>> START ARTICLE

[Proposal] Integration of the rocMLIR Split-K GEMM implementation into MIGraphX #2858
ravil-mobile
started this conversation in
General
Replies: 0 comments
Sign up for free
to join this conversation on GitHub.
Already have an account?
Sign in to comment
-
1. Relevant High-Level Details
The Split-K GEMM Scheme is designed to improve work balancing between CUs while computing GEMMs. The scheme can greatly improve time-to-solution from some GEMM configurations. In contrast to the Data Parallel GEMM Scheme, the Split-K algorithm utilizes several workgroups for computing each output tile; thus, each workgroup computes some partial result for an output tile. Therefore, the Split-K Scheme involves a post-action: a summation of partial results. Currently, rocMLIR utilizes atomicAdd instructions for accumulating partial results, which supports FP32 and (partially) FP16 data formats. Thus, the rocMLIR implementation of the Split-K scheme is “lock”-free (“barrier”-free) – i.e., it guarantees the avoidance of potential deadlock states. However, the implementation demands the zero-initialization of the output memory buffer. Otherwise, the result of a matrix multiplication may be accumulated to the “garbage” data located int the output memory buffer.
Note that the rocMLIR implementation of the Split-K scheme prevents kernels fusion – i.e., a fusion of a GEMM kernel with subsequent element-wise operations. This results from the absence of any mechanism, which workgroups can make use to check whether partial results for a specific output tile have been fully accumulated or not. In general, the problem can be resolved by adding some synchronization mechanism between workgroups. However, a naïve implementation of the synchronization always leaves a potential for a kernel to end up in a deadlock state. The best solution of the aforementioned problem would involve Cooperative Groups (CG) – e.g., something similar to “cudaLaunchCooperativeKernel”. However, CG is not supported by the ROCm at the moment of writing.
2. Integration Approach
Approach 1: rocMLIR becomes a sub-graph provider. The approach assumes that rocMLIR will be equipped with some run-time library which is going to execute (sequences of) generated kernels. The run-time will expose a CAPI to execute a generated sequence, taking an
mlirModule
and ahipStream
as arguments. The advantage of this approach is that it completely hides all implementation details from users; the users won’t have any need to perform any pre-processing actions before executing a kernel, except for memory allocations (including auxiliary memory if required by a generated kernel). This solution is generic; it will result in adding extensibility and flexibility for both rocMLIR and MIGraphX. By and large, both projects will be better prepared for any upcoming changes in software requirements. The disadvantage of this approach that it will take a considerable amount of time for the development, refactoring and integration.Approach 2: Similar to Approach 1, rocMLIR becomes a sub-graph provider. However, in this case, rocMLIR won't have any run-time library for executing kernel sequences. Instead, rocMLIR is going to return 1) a sequence of pre-processing kernels (which must be executed beforehand) and 2) computational kernels (which must be executed one after another) for each requested operation (e.g., Split-K GEMM). The users (e.g., MIGraphX) will be responsible for scheduling pre-processing kernels. This approach has similar advantages as Approach 1. Additionally, such a solution can result in better performance if scheduling is intelligently implemented. However, the approach is going to add considerable programming complexity for both rocMLIR and MIGraphX teams.

>> END ARTICLE
>> START DATASET RECORDS

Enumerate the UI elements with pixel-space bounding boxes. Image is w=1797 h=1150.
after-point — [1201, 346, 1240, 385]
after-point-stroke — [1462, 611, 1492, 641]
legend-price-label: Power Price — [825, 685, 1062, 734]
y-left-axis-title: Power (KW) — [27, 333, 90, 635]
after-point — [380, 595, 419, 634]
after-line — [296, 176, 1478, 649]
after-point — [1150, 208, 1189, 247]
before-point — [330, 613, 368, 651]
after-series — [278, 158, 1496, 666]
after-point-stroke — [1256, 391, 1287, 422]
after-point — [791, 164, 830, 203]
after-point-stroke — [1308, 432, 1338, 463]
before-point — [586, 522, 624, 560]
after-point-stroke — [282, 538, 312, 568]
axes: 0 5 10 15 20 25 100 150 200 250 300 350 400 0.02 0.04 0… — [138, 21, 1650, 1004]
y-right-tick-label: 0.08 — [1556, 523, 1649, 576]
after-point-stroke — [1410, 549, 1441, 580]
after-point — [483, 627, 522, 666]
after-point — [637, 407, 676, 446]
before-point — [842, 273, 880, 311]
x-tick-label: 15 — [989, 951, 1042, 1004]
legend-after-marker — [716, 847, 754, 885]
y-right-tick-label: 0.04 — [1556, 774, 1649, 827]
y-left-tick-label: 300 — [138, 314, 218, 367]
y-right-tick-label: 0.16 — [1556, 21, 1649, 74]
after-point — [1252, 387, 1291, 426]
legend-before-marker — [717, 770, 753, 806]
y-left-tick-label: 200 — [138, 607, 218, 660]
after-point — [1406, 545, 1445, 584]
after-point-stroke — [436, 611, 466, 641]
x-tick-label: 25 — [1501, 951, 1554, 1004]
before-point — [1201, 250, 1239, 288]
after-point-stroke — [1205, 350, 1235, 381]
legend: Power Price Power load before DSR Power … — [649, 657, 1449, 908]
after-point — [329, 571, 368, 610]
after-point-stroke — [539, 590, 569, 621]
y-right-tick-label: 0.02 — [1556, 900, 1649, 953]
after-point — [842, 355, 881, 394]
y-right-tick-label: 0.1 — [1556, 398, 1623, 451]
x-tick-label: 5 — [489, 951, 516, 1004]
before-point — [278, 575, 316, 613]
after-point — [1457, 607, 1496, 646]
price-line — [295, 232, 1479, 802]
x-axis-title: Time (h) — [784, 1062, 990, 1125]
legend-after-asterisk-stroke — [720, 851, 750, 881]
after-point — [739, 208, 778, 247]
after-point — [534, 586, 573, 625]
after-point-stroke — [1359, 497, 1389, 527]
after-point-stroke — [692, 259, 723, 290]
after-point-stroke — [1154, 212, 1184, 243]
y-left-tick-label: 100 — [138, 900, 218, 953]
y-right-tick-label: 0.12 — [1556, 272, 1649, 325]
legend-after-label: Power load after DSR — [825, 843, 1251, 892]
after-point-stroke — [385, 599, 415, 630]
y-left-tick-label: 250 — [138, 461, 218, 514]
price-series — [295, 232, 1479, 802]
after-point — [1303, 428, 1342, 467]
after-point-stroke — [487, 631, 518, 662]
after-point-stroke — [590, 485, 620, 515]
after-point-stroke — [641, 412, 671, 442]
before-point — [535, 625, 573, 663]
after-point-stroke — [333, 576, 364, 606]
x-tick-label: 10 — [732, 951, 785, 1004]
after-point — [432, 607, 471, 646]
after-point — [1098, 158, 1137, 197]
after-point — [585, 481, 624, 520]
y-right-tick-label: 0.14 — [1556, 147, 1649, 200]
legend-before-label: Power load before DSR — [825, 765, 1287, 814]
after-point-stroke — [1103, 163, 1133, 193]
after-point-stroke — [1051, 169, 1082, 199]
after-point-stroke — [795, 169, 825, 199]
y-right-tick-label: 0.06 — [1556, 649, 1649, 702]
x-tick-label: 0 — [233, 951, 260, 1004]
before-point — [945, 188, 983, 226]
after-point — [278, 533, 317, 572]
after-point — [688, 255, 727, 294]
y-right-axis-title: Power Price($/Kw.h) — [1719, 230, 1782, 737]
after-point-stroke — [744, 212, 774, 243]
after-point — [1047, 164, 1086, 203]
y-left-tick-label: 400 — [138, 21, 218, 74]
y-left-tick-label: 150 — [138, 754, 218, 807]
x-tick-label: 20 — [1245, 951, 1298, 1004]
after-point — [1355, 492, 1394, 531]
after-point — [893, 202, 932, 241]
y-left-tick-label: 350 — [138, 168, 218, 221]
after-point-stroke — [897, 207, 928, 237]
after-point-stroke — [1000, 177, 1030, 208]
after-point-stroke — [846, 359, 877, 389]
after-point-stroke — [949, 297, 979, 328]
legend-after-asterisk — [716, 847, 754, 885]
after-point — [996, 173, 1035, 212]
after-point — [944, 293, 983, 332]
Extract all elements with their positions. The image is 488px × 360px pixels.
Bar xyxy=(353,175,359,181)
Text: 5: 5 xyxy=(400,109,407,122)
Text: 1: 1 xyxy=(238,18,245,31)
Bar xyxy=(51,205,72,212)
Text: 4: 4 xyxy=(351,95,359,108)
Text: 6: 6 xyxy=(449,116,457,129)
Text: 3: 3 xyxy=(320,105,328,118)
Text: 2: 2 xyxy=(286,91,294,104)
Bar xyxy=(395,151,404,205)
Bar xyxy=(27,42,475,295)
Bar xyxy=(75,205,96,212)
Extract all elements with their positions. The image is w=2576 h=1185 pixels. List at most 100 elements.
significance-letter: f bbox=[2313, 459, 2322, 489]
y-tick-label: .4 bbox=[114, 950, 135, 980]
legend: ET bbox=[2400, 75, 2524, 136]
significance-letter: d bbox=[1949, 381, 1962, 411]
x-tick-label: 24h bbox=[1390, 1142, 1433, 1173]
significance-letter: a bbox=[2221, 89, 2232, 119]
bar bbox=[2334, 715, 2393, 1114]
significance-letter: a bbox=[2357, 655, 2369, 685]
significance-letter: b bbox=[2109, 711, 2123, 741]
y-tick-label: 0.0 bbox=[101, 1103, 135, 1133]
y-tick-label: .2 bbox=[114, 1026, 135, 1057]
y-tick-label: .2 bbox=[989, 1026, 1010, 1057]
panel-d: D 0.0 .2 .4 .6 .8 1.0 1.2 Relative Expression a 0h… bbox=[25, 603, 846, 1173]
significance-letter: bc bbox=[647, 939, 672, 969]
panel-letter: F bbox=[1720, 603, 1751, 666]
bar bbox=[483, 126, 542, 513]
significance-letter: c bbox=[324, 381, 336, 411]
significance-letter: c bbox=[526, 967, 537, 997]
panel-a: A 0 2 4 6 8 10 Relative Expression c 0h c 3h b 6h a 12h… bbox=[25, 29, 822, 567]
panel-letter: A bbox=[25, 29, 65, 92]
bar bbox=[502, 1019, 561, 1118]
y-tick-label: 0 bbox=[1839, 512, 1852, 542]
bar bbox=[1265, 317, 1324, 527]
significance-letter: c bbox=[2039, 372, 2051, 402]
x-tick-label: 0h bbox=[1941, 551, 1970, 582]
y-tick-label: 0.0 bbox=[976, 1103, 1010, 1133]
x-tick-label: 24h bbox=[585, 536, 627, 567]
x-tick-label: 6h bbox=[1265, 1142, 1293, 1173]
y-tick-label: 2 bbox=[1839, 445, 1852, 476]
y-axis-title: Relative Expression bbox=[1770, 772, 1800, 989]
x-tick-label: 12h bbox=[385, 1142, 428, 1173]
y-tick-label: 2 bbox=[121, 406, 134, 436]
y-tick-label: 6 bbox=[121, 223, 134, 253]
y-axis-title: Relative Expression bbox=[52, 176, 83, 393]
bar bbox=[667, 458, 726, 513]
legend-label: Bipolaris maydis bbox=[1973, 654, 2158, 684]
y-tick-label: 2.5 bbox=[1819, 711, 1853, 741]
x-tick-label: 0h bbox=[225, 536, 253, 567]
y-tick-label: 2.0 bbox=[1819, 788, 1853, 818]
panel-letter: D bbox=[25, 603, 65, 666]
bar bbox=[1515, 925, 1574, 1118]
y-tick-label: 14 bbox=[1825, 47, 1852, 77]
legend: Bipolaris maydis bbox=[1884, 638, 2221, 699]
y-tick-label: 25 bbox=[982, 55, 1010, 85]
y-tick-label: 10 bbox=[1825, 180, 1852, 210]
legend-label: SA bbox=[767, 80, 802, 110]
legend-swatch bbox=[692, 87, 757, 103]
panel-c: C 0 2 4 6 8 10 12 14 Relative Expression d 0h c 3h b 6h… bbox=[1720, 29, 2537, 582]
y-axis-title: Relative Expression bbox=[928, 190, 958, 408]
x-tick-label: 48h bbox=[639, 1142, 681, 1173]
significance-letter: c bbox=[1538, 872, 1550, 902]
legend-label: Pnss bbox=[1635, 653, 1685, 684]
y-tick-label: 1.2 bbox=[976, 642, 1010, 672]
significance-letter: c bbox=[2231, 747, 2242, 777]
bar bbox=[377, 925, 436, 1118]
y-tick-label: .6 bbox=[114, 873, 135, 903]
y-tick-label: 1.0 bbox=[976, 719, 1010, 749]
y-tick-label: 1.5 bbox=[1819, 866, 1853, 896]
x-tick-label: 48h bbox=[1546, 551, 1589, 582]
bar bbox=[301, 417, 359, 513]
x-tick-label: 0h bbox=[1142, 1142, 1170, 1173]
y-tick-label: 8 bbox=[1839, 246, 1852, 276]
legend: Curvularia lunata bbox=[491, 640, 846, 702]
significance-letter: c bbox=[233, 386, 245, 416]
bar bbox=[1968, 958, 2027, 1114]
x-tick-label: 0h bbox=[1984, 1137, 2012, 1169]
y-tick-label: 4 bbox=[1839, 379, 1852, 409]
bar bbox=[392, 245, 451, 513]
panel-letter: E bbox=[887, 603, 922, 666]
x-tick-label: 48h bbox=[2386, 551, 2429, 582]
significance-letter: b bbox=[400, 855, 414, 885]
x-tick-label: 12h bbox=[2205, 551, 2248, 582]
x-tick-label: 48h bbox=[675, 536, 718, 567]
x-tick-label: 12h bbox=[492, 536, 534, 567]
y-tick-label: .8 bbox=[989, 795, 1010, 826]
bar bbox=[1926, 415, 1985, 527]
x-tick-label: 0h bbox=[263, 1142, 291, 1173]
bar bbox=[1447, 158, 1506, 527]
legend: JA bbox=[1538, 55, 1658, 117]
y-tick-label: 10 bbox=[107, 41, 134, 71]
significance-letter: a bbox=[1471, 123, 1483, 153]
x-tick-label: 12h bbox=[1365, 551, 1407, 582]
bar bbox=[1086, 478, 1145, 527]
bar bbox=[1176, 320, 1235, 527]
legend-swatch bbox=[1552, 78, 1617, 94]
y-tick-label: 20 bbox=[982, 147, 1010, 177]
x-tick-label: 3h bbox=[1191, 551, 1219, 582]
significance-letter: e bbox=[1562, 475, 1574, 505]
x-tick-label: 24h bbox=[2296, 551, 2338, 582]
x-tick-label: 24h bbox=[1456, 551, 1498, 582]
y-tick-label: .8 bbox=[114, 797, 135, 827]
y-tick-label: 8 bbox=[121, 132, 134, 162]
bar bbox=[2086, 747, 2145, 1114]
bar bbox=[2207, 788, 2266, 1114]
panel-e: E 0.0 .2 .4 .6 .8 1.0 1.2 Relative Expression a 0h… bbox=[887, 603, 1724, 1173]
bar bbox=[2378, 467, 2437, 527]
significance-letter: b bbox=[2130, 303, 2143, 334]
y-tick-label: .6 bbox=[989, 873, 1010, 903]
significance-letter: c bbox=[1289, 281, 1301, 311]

>> END DATASET RECORDS

DIRECTIVES
(A) Reproduce the part of the Split-K GEMM proposal starting with "[Proposal] Integration of" and going on through "conversation on GitHub.".
(B) Resume the Split-K GEMM proposal from the point where it stops.

RESPONSES
(A)
[Proposal] Integration of the rocMLIR Split-K GEMM implementation into MIGraphX #2858
ravil-mobile
started this conversation in
General
Replies: 0 comments
Sign up for free
to join this conversation on GitHub.

(B)
Approach 3: rocMLIR will stay as a kernel provider and both (rocMLIR and MIGraphX) teams will solely focus on the enablement of the Split-K GEMM scheme. This approach is going to result in adding (presumable special) rocMLIR CAPIs to query pre-processing actions which MIGraphX will have to perform before executing generated kernels. The disadvantage: the proposed solution is not generic and may blow the rocMLIR CAPI in the future. The advantage: the approach is going to result in the least communication and programming efforts for both teams.
Having analyzed advantages and disadvantages of the proposed approaches as well as the existing time constraints, the rocMLIR team selects Approach 3.
3. Detailed Overview of The Selected Approach
It is worth noting that rocMLIR acts as a kernel provider for MIGraphX – i.e., not a sub-graph provider. Some rocMLIR kernels (e.g., Split-K GEMM) may involve several pre-processing steps, which must be executed before invoking a generated kernel. Therefore, both rocMLIR and MIGraphX teams must agree upon several topics listed below.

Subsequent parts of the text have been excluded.